### Given instruction:
Locate all lines with the word "appreciation" and copy them out.

### Stored records:
* start *

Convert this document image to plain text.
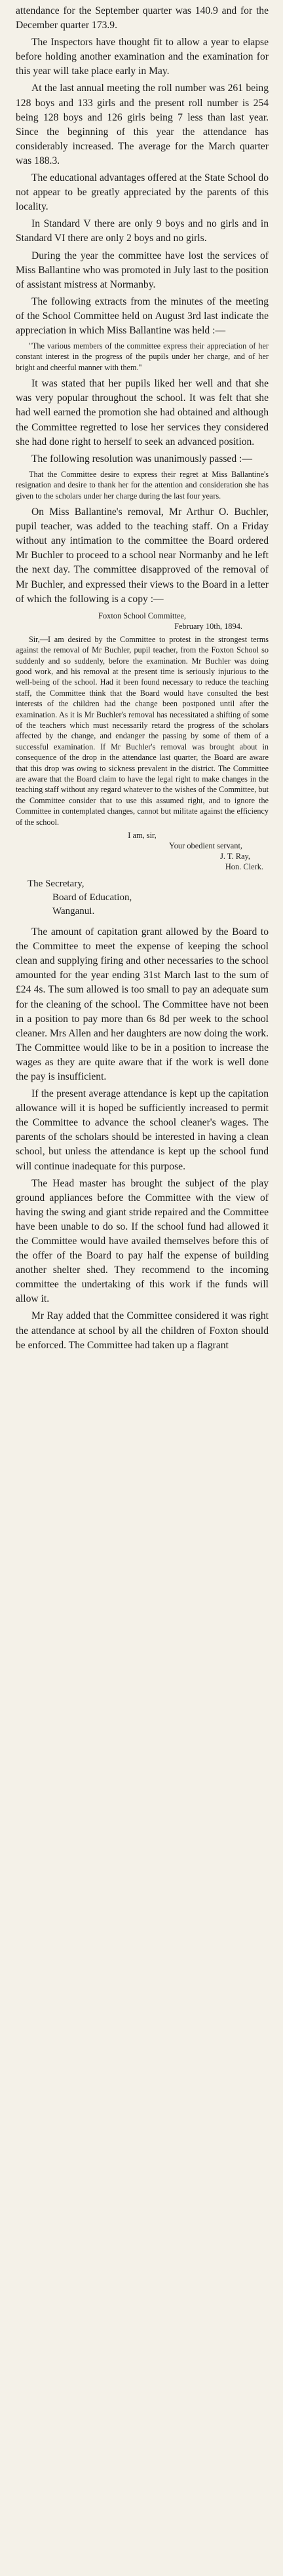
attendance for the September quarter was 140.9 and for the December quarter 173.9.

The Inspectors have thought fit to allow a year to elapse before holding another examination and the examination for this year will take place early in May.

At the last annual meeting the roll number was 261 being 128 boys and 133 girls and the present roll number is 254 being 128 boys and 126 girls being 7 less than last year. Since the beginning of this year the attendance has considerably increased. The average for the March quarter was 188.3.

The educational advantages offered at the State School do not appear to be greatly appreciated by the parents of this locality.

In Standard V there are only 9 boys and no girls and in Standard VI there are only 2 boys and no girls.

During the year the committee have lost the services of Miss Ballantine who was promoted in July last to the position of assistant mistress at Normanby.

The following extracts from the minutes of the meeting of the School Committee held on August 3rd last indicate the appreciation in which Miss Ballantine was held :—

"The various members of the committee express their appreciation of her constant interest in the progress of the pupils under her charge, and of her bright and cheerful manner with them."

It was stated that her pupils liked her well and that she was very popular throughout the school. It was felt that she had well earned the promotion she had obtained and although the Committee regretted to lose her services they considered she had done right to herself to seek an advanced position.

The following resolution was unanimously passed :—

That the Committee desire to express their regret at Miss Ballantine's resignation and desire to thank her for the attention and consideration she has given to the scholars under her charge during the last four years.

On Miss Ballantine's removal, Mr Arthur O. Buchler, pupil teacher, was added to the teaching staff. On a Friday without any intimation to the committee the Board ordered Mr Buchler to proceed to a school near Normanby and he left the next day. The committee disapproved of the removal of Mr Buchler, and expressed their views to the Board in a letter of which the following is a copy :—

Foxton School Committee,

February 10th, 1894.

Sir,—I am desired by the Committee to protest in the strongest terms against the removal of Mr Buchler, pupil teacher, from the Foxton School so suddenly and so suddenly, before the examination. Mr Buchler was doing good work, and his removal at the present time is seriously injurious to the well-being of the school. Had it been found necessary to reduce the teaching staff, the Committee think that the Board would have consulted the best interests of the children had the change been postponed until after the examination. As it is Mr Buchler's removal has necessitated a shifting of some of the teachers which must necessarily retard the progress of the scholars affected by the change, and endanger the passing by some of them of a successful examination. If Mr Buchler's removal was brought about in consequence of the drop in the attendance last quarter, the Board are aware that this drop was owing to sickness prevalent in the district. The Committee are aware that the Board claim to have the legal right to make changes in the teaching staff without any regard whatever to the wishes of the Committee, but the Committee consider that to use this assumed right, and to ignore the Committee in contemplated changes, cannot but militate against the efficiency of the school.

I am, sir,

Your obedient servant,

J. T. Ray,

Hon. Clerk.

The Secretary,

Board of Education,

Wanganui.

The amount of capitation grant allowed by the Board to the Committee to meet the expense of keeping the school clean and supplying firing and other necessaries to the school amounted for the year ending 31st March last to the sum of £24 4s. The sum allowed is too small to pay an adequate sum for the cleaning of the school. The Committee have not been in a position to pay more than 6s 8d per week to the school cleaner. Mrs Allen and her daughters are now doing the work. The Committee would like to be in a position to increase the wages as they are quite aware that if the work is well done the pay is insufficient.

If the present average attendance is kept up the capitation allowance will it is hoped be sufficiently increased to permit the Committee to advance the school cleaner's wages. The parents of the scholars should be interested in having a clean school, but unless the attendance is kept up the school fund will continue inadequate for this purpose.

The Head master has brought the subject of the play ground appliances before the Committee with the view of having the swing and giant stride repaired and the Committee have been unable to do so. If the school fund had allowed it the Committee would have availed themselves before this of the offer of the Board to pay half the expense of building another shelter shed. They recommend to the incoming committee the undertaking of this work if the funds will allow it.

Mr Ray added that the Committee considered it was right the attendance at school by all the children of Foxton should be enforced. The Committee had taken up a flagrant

* end *

### Correct result:
The following extracts from the minutes of the meeting of the School Committee held on August 3rd last indicate the appreciation in which Miss Ballantine was held :—
"The various members of the committee express their appreciation of her constant interest in the progress of the pupils under her charge, and of her bright and cheerful manner with them."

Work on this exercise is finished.